= The problem =
Copy, in full, each line of the material that holds the word "which".

Extracted records

────────────────────────────────────────

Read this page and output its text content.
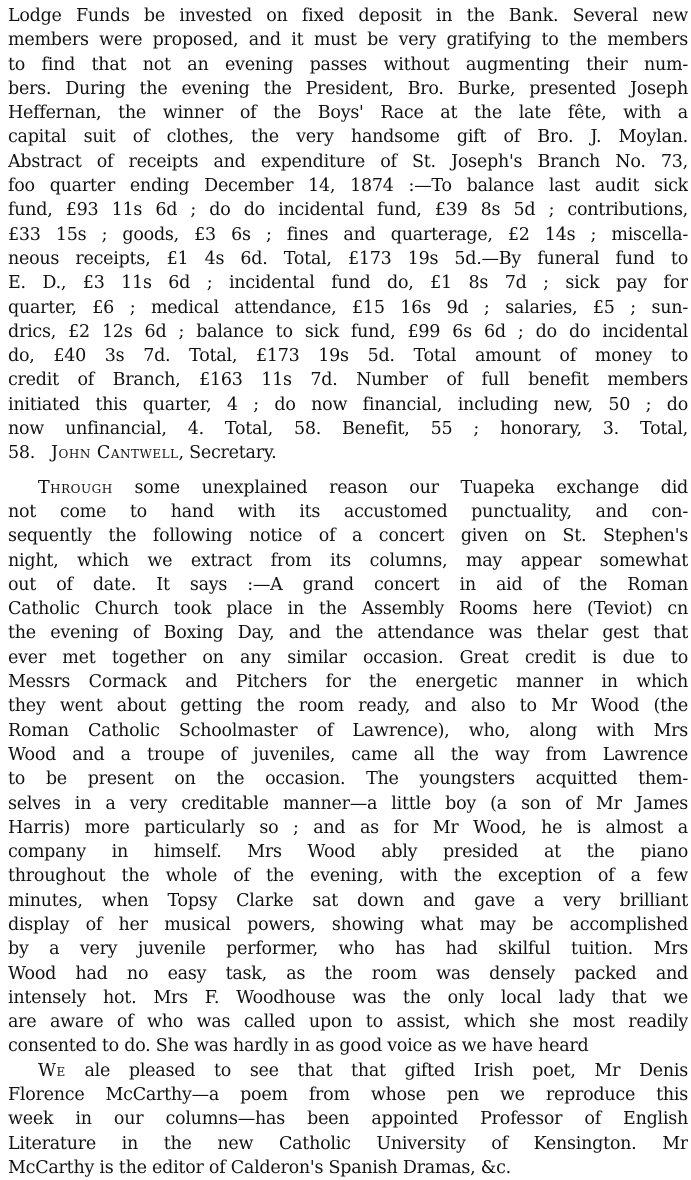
Lodge Funds be invested on fixed deposit in the Bank. Several new
members were proposed, and it must be very gratifying to the members
to find that not an evening passes without augmenting their num-
bers. During the evening the President, Bro. Burke, presented Joseph
Heffernan, the winner of the Boys' Race at the late fête, with a
capital suit of clothes, the very handsome gift of Bro. J. Moylan.
Abstract of receipts and expenditure of St. Joseph's Branch No. 73,
foo quarter ending December 14, 1874 :—To balance last audit sick
fund, £93 11s 6d ; do do incidental fund, £39 8s 5d ; contributions,
£33 15s ; goods, £3 6s ; fines and quarterage, £2 14s ; miscella-
neous receipts, £1 4s 6d. Total, £173 19s 5d.—By funeral fund to
E. D., £3 11s 6d ; incidental fund do, £1 8s 7d ; sick pay for
quarter, £6 ; medical attendance, £15 16s 9d ; salaries, £5 ; sun-
drics, £2 12s 6d ; balance to sick fund, £99 6s 6d ; do do incidental
do, £40 3s 7d. Total, £173 19s 5d. Total amount of money to
credit of Branch, £163 11s 7d. Number of full benefit members
initiated this quarter, 4 ; do now financial, including new, 50 ; do
now unfinancial, 4. Total, 58. Benefit, 55 ; honorary, 3. Total,
58. John Cantwell, Secretary.
Through some unexplained reason our Tuapeka exchange did
not come to hand with its accustomed punctuality, and con-
sequently the following notice of a concert given on St. Stephen's
night, which we extract from its columns, may appear somewhat
out of date. It says :—A grand concert in aid of the Roman
Catholic Church took place in the Assembly Rooms here (Teviot) cn
the evening of Boxing Day, and the attendance was thelar gest that
ever met together on any similar occasion. Great credit is due to
Messrs Cormack and Pitchers for the energetic manner in which
they went about getting the room ready, and also to Mr Wood (the
Roman Catholic Schoolmaster of Lawrence), who, along with Mrs
Wood and a troupe of juveniles, came all the way from Lawrence
to be present on the occasion. The youngsters acquitted them-
selves in a very creditable manner—a little boy (a son of Mr James
Harris) more particularly so ; and as for Mr Wood, he is almost a
company in himself. Mrs Wood ably presided at the piano
throughout the whole of the evening, with the exception of a few
minutes, when Topsy Clarke sat down and gave a very brilliant
display of her musical powers, showing what may be accomplished
by a very juvenile performer, who has had skilful tuition. Mrs
Wood had no easy task, as the room was densely packed and
intensely hot. Mrs F. Woodhouse was the only local lady that we
are aware of who was called upon to assist, which she most readily
consented to do. She was hardly in as good voice as we have heard
We ale pleased to see that that gifted Irish poet, Mr Denis
Florence McCarthy—a poem from whose pen we reproduce this
week in our columns—has been appointed Professor of English
Literature in the new Catholic University of Kensington. Mr
McCarthy is the editor of Calderon's Spanish Dramas, &c.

────────────────────────────────────────

= Full output =
night, which we extract from its columns, may appear somewhat
Messrs Cormack and Pitchers for the energetic manner in which
are aware of who was called upon to assist, which she most readily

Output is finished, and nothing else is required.